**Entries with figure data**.
--------------------------------------------------
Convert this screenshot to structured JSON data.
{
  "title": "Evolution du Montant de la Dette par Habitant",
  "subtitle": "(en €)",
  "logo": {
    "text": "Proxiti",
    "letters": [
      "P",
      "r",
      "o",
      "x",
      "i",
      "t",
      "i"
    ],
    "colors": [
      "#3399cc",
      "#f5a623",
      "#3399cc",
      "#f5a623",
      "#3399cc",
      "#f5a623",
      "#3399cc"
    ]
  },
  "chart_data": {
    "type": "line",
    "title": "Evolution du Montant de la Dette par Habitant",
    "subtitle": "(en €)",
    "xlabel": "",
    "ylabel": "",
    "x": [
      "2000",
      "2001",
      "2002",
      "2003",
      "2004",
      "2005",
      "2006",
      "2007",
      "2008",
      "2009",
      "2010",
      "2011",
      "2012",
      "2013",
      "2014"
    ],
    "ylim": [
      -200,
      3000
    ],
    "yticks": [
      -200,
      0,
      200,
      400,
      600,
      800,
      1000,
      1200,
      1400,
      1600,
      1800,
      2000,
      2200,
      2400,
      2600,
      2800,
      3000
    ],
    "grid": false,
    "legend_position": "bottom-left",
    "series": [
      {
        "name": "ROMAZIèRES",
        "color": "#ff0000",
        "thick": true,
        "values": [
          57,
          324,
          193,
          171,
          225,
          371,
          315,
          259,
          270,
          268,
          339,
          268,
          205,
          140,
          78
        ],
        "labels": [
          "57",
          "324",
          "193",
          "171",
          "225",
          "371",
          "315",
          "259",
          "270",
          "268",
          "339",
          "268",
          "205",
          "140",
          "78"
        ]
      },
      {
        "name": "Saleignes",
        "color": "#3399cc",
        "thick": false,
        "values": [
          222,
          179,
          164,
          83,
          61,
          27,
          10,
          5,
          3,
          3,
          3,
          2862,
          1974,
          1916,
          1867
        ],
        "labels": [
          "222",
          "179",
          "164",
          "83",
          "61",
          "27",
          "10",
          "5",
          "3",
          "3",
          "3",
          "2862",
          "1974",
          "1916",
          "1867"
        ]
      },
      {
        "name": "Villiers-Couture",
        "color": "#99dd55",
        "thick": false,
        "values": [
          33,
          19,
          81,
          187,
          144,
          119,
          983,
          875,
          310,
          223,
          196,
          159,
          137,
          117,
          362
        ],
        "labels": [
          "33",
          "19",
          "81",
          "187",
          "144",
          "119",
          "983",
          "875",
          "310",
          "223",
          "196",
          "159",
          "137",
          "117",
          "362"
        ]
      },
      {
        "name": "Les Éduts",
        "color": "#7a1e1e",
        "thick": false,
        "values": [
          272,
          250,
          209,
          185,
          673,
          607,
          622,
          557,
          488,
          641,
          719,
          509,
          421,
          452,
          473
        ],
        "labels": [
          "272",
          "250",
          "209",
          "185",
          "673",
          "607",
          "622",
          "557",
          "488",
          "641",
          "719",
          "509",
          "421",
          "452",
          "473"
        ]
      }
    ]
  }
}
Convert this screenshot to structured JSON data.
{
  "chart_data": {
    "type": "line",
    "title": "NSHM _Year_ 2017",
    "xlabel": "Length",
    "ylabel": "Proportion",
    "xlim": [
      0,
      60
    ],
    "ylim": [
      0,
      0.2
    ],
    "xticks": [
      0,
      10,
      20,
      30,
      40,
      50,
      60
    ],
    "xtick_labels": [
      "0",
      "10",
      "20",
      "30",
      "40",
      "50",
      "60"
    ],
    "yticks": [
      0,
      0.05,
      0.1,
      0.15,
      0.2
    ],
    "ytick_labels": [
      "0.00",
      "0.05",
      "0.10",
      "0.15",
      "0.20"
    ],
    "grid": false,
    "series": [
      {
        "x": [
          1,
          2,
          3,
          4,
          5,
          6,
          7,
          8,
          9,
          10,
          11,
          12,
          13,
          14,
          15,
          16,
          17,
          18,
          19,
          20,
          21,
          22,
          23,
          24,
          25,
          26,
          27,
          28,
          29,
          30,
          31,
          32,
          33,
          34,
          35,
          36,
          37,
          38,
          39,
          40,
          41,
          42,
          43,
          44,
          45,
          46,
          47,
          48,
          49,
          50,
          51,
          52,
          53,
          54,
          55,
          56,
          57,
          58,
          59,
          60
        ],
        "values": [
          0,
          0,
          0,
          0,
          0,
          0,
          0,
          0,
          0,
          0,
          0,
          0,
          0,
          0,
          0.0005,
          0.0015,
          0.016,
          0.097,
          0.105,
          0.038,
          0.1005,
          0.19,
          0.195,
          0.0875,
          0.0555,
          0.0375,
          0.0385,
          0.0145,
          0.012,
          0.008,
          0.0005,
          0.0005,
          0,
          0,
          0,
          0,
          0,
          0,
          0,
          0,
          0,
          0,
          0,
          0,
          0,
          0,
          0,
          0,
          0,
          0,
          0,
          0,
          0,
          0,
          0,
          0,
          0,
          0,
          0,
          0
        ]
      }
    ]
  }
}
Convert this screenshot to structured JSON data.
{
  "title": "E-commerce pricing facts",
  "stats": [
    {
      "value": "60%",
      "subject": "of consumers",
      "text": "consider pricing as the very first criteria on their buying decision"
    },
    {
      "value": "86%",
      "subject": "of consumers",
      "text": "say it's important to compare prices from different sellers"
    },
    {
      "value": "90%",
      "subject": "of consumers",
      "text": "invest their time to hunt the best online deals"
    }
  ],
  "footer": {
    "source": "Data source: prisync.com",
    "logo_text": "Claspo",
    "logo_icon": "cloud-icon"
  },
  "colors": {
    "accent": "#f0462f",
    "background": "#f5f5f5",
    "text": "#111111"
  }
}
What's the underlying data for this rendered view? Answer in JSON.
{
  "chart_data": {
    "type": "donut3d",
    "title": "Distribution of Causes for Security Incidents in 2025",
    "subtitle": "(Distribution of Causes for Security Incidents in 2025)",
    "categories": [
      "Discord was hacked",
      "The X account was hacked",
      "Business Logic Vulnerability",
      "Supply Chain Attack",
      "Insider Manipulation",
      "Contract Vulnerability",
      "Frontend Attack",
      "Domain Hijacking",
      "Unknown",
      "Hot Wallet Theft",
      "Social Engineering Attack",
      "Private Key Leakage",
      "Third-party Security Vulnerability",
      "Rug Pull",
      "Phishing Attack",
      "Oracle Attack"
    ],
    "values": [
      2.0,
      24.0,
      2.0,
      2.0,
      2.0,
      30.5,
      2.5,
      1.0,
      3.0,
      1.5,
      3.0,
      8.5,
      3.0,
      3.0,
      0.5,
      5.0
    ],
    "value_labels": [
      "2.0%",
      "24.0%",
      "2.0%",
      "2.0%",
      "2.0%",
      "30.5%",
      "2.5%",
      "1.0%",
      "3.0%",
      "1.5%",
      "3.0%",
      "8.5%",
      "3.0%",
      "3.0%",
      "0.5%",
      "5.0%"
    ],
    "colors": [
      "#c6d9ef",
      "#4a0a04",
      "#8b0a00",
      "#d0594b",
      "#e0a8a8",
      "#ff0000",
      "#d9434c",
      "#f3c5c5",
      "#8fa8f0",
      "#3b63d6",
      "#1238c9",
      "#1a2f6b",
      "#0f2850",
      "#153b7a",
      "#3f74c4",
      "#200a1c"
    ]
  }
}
--------------------------------------------------
**Short task**. Copy out all of the records shown above exactly.

**Output for this task**.
Convert this screenshot to structured JSON data.
{
  "title": "Evolution du Montant de la Dette par Habitant",
  "subtitle": "(en €)",
  "logo": {
    "text": "Proxiti",
    "letters": [
      "P",
      "r",
      "o",
      "x",
      "i",
      "t",
      "i"
    ],
    "colors": [
      "#3399cc",
      "#f5a623",
      "#3399cc",
      "#f5a623",
      "#3399cc",
      "#f5a623",
      "#3399cc"
    ]
  },
  "chart_data": {
    "type": "line",
    "title": "Evolution du Montant de la Dette par Habitant",
    "subtitle": "(en €)",
    "xlabel": "",
    "ylabel": "",
    "x": [
      "2000",
      "2001",
      "2002",
      "2003",
      "2004",
      "2005",
      "2006",
      "2007",
      "2008",
      "2009",
      "2010",
      "2011",
      "2012",
      "2013",
      "2014"
    ],
    "ylim": [
      -200,
      3000
    ],
    "yticks": [
      -200,
      0,
      200,
      400,
      600,
      800,
      1000,
      1200,
      1400,
      1600,
      1800,
      2000,
      2200,
      2400,
      2600,
      2800,
      3000
    ],
    "grid": false,
    "legend_position": "bottom-left",
    "series": [
      {
        "name": "ROMAZIèRES",
        "color": "#ff0000",
        "thick": true,
        "values": [
          57,
          324,
          193,
          171,
          225,
          371,
          315,
          259,
          270,
          268,
          339,
          268,
          205,
          140,
          78
        ],
        "labels": [
          "57",
          "324",
          "193",
          "171",
          "225",
          "371",
          "315",
          "259",
          "270",
          "268",
          "339",
          "268",
          "205",
          "140",
          "78"
        ]
      },
      {
        "name": "Saleignes",
        "color": "#3399cc",
        "thick": false,
        "values": [
          222,
          179,
          164,
          83,
          61,
          27,
          10,
          5,
          3,
          3,
          3,
          2862,
          1974,
          1916,
          1867
        ],
        "labels": [
          "222",
          "179",
          "164",
          "83",
          "61",
          "27",
          "10",
          "5",
          "3",
          "3",
          "3",
          "2862",
          "1974",
          "1916",
          "1867"
        ]
      },
      {
        "name": "Villiers-Couture",
        "color": "#99dd55",
        "thick": false,
        "values": [
          33,
          19,
          81,
          187,
          144,
          119,
          983,
          875,
          310,
          223,
          196,
          159,
          137,
          117,
          362
        ],
        "labels": [
          "33",
          "19",
          "81",
          "187",
          "144",
          "119",
          "983",
          "875",
          "310",
          "223",
          "196",
          "159",
          "137",
          "117",
          "362"
        ]
      },
      {
        "name": "Les Éduts",
        "color": "#7a1e1e",
        "thick": false,
        "values": [
          272,
          250,
          209,
          185,
          673,
          607,
          622,
          557,
          488,
          641,
          719,
          509,
          421,
          452,
          473
        ],
        "labels": [
          "272",
          "250",
          "209",
          "185",
          "673",
          "607",
          "622",
          "557",
          "488",
          "641",
          "719",
          "509",
          "421",
          "452",
          "473"
        ]
      }
    ]
  }
}
Convert this screenshot to structured JSON data.
{
  "chart_data": {
    "type": "line",
    "title": "NSHM _Year_ 2017",
    "xlabel": "Length",
    "ylabel": "Proportion",
    "xlim": [
      0,
      60
    ],
    "ylim": [
      0,
      0.2
    ],
    "xticks": [
      0,
      10,
      20,
      30,
      40,
      50,
      60
    ],
    "xtick_labels": [
      "0",
      "10",
      "20",
      "30",
      "40",
      "50",
      "60"
    ],
    "yticks": [
      0,
      0.05,
      0.1,
      0.15,
      0.2
    ],
    "ytick_labels": [
      "0.00",
      "0.05",
      "0.10",
      "0.15",
      "0.20"
    ],
    "grid": false,
    "series": [
      {
        "x": [
          1,
          2,
          3,
          4,
          5,
          6,
          7,
          8,
          9,
          10,
          11,
          12,
          13,
          14,
          15,
          16,
          17,
          18,
          19,
          20,
          21,
          22,
          23,
          24,
          25,
          26,
          27,
          28,
          29,
          30,
          31,
          32,
          33,
          34,
          35,
          36,
          37,
          38,
          39,
          40,
          41,
          42,
          43,
          44,
          45,
          46,
          47,
          48,
          49,
          50,
          51,
          52,
          53,
          54,
          55,
          56,
          57,
          58,
          59,
          60
        ],
        "values": [
          0,
          0,
          0,
          0,
          0,
          0,
          0,
          0,
          0,
          0,
          0,
          0,
          0,
          0,
          0.0005,
          0.0015,
          0.016,
          0.097,
          0.105,
          0.038,
          0.1005,
          0.19,
          0.195,
          0.0875,
          0.0555,
          0.0375,
          0.0385,
          0.0145,
          0.012,
          0.008,
          0.0005,
          0.0005,
          0,
          0,
          0,
          0,
          0,
          0,
          0,
          0,
          0,
          0,
          0,
          0,
          0,
          0,
          0,
          0,
          0,
          0,
          0,
          0,
          0,
          0,
          0,
          0,
          0,
          0,
          0,
          0
        ]
      }
    ]
  }
}
Convert this screenshot to structured JSON data.
{
  "title": "E-commerce pricing facts",
  "stats": [
    {
      "value": "60%",
      "subject": "of consumers",
      "text": "consider pricing as the very first criteria on their buying decision"
    },
    {
      "value": "86%",
      "subject": "of consumers",
      "text": "say it's important to compare prices from different sellers"
    },
    {
      "value": "90%",
      "subject": "of consumers",
      "text": "invest their time to hunt the best online deals"
    }
  ],
  "footer": {
    "source": "Data source: prisync.com",
    "logo_text": "Claspo",
    "logo_icon": "cloud-icon"
  },
  "colors": {
    "accent": "#f0462f",
    "background": "#f5f5f5",
    "text": "#111111"
  }
}
What's the underlying data for this rendered view? Answer in JSON.
{
  "chart_data": {
    "type": "donut3d",
    "title": "Distribution of Causes for Security Incidents in 2025",
    "subtitle": "(Distribution of Causes for Security Incidents in 2025)",
    "categories": [
      "Discord was hacked",
      "The X account was hacked",
      "Business Logic Vulnerability",
      "Supply Chain Attack",
      "Insider Manipulation",
      "Contract Vulnerability",
      "Frontend Attack",
      "Domain Hijacking",
      "Unknown",
      "Hot Wallet Theft",
      "Social Engineering Attack",
      "Private Key Leakage",
      "Third-party Security Vulnerability",
      "Rug Pull",
      "Phishing Attack",
      "Oracle Attack"
    ],
    "values": [
      2.0,
      24.0,
      2.0,
      2.0,
      2.0,
      30.5,
      2.5,
      1.0,
      3.0,
      1.5,
      3.0,
      8.5,
      3.0,
      3.0,
      0.5,
      5.0
    ],
    "value_labels": [
      "2.0%",
      "24.0%",
      "2.0%",
      "2.0%",
      "2.0%",
      "30.5%",
      "2.5%",
      "1.0%",
      "3.0%",
      "1.5%",
      "3.0%",
      "8.5%",
      "3.0%",
      "3.0%",
      "0.5%",
      "5.0%"
    ],
    "colors": [
      "#c6d9ef",
      "#4a0a04",
      "#8b0a00",
      "#d0594b",
      "#e0a8a8",
      "#ff0000",
      "#d9434c",
      "#f3c5c5",
      "#8fa8f0",
      "#3b63d6",
      "#1238c9",
      "#1a2f6b",
      "#0f2850",
      "#153b7a",
      "#3f74c4",
      "#200a1c"
    ]
  }
}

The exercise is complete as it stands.